Entries from a dataset
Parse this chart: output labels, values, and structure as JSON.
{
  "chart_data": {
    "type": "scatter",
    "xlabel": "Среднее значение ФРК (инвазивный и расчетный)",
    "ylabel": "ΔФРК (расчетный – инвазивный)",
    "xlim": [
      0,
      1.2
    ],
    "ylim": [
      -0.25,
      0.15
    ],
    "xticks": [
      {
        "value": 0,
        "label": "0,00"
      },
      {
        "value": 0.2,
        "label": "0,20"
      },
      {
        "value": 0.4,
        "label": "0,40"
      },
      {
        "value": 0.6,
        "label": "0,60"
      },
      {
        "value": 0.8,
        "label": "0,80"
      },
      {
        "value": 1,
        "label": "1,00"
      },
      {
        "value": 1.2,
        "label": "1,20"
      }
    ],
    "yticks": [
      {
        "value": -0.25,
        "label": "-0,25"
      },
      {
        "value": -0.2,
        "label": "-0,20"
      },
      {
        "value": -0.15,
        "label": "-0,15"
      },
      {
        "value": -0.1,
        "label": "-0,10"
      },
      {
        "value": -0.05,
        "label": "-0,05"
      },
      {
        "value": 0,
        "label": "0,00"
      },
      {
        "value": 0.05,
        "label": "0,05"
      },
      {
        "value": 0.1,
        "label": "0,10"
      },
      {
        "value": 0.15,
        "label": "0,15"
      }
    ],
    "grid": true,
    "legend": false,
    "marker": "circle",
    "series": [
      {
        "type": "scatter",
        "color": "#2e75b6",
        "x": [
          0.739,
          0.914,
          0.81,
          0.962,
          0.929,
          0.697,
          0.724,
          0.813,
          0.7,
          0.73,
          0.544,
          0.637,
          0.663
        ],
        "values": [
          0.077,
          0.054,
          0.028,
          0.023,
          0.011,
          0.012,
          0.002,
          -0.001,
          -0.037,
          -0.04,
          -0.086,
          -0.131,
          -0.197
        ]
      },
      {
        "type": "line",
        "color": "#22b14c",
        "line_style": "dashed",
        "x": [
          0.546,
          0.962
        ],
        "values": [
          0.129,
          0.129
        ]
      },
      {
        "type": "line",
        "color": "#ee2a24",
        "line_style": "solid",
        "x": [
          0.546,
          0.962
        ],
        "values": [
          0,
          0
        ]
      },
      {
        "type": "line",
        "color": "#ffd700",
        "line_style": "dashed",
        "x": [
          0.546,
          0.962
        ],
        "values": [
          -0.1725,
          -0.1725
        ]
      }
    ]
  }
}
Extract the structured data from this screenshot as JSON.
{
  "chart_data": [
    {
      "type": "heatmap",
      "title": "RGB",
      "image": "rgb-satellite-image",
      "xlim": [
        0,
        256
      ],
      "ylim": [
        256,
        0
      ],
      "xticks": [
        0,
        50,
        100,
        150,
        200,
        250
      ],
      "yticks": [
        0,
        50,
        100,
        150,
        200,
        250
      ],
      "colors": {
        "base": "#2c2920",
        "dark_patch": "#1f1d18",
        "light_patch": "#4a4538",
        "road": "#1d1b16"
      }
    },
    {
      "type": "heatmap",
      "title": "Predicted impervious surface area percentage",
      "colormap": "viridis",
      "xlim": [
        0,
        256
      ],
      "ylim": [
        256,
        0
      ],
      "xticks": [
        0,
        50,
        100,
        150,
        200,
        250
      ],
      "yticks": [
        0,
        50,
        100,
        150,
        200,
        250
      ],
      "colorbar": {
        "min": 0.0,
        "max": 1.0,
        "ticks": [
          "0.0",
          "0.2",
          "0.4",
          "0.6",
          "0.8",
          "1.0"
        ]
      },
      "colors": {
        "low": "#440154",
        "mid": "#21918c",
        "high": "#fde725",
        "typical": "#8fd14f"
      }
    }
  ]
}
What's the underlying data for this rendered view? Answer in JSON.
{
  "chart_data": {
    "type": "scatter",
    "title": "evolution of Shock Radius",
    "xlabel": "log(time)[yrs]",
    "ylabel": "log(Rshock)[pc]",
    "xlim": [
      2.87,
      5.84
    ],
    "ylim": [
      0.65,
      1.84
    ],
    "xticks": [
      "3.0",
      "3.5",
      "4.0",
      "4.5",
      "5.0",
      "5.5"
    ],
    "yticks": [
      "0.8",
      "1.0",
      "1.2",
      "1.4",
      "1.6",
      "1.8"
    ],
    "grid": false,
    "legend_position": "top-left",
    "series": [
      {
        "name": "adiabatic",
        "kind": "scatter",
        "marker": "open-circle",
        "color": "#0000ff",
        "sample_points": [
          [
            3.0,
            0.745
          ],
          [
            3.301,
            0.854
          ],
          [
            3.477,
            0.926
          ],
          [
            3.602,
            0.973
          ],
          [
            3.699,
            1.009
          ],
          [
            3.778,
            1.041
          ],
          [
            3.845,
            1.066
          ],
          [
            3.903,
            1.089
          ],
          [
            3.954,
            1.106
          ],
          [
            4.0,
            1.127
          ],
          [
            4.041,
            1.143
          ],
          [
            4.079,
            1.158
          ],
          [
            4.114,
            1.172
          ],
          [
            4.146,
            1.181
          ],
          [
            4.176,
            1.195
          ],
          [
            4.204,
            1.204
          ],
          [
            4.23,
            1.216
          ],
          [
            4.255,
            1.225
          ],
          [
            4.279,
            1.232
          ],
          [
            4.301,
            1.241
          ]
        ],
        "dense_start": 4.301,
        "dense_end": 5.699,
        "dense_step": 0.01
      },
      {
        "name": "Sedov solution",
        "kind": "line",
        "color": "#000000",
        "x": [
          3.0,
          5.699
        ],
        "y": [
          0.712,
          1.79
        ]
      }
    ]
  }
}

- [Required work] Report back each line of the entries that holds the string "JSON".

- [Exercise solution]
Parse this chart: output labels, values, and structure as JSON.
Extract the structured data from this screenshot as JSON.
What's the underlying data for this rendered view? Answer in JSON.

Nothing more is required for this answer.